----- MATERIAL FOR THE TASK

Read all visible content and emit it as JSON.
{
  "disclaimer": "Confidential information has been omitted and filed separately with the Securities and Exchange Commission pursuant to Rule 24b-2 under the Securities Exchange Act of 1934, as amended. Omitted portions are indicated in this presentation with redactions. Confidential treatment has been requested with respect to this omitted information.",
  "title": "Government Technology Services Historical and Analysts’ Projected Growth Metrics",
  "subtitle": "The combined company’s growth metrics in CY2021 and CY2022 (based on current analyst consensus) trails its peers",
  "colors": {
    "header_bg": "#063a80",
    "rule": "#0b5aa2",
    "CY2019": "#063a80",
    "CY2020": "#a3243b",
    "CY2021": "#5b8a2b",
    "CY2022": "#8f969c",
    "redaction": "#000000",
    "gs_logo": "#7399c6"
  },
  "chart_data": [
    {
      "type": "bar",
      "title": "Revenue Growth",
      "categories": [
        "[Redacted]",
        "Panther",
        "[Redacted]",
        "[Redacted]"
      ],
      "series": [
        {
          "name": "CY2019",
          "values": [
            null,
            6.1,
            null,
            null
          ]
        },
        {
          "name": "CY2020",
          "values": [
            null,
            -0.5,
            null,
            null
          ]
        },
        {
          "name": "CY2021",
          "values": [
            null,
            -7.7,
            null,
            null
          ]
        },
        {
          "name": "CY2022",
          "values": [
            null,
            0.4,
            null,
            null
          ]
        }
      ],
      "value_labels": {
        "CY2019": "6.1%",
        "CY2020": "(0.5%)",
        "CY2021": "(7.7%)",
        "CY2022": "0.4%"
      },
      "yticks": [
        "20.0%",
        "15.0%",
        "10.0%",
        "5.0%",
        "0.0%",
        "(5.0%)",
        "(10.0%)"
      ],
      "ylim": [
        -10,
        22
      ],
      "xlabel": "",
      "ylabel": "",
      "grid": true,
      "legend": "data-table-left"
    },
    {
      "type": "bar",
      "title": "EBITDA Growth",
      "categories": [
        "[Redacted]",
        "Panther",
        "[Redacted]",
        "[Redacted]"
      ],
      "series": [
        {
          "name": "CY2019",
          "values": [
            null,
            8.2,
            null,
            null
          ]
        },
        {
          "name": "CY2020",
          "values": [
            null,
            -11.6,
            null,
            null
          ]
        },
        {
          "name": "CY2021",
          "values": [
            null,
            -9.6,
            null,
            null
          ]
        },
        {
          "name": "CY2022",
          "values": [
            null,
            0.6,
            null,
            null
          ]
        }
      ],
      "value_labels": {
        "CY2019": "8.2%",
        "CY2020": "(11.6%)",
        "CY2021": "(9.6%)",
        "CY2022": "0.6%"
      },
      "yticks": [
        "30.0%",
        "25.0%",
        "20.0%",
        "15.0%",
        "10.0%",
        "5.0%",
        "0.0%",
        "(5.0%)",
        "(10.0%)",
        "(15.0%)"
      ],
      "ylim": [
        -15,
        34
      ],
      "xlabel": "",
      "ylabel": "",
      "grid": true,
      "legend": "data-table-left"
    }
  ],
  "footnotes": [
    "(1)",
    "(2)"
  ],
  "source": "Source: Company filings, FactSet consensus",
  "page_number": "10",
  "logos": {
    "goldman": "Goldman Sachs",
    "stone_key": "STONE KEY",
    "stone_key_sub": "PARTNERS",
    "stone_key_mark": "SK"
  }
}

----------

→ **THE TASK**:
Please quote the records above exactly, without skipping a line.

→ **EXERCISE RESPONSE**:
Read all visible content and emit it as JSON.
{
  "disclaimer": "Confidential information has been omitted and filed separately with the Securities and Exchange Commission pursuant to Rule 24b-2 under the Securities Exchange Act of 1934, as amended. Omitted portions are indicated in this presentation with redactions. Confidential treatment has been requested with respect to this omitted information.",
  "title": "Government Technology Services Historical and Analysts’ Projected Growth Metrics",
  "subtitle": "The combined company’s growth metrics in CY2021 and CY2022 (based on current analyst consensus) trails its peers",
  "colors": {
    "header_bg": "#063a80",
    "rule": "#0b5aa2",
    "CY2019": "#063a80",
    "CY2020": "#a3243b",
    "CY2021": "#5b8a2b",
    "CY2022": "#8f969c",
    "redaction": "#000000",
    "gs_logo": "#7399c6"
  },
  "chart_data": [
    {
      "type": "bar",
      "title": "Revenue Growth",
      "categories": [
        "[Redacted]",
        "Panther",
        "[Redacted]",
        "[Redacted]"
      ],
      "series": [
        {
          "name": "CY2019",
          "values": [
            null,
            6.1,
            null,
            null
          ]
        },
        {
          "name": "CY2020",
          "values": [
            null,
            -0.5,
            null,
            null
          ]
        },
        {
          "name": "CY2021",
          "values": [
            null,
            -7.7,
            null,
            null
          ]
        },
        {
          "name": "CY2022",
          "values": [
            null,
            0.4,
            null,
            null
          ]
        }
      ],
      "value_labels": {
        "CY2019": "6.1%",
        "CY2020": "(0.5%)",
        "CY2021": "(7.7%)",
        "CY2022": "0.4%"
      },
      "yticks": [
        "20.0%",
        "15.0%",
        "10.0%",
        "5.0%",
        "0.0%",
        "(5.0%)",
        "(10.0%)"
      ],
      "ylim": [
        -10,
        22
      ],
      "xlabel": "",
      "ylabel": "",
      "grid": true,
      "legend": "data-table-left"
    },
    {
      "type": "bar",
      "title": "EBITDA Growth",
      "categories": [
        "[Redacted]",
        "Panther",
        "[Redacted]",
        "[Redacted]"
      ],
      "series": [
        {
          "name": "CY2019",
          "values": [
            null,
            8.2,
            null,
            null
          ]
        },
        {
          "name": "CY2020",
          "values": [
            null,
            -11.6,
            null,
            null
          ]
        },
        {
          "name": "CY2021",
          "values": [
            null,
            -9.6,
            null,
            null
          ]
        },
        {
          "name": "CY2022",
          "values": [
            null,
            0.6,
            null,
            null
          ]
        }
      ],
      "value_labels": {
        "CY2019": "8.2%",
        "CY2020": "(11.6%)",
        "CY2021": "(9.6%)",
        "CY2022": "0.6%"
      },
      "yticks": [
        "30.0%",
        "25.0%",
        "20.0%",
        "15.0%",
        "10.0%",
        "5.0%",
        "0.0%",
        "(5.0%)",
        "(10.0%)",
        "(15.0%)"
      ],
      "ylim": [
        -15,
        34
      ],
      "xlabel": "",
      "ylabel": "",
      "grid": true,
      "legend": "data-table-left"
    }
  ],
  "footnotes": [
    "(1)",
    "(2)"
  ],
  "source": "Source: Company filings, FactSet consensus",
  "page_number": "10",
  "logos": {
    "goldman": "Goldman Sachs",
    "stone_key": "STONE KEY",
    "stone_key_sub": "PARTNERS",
    "stone_key_mark": "SK"
  }
}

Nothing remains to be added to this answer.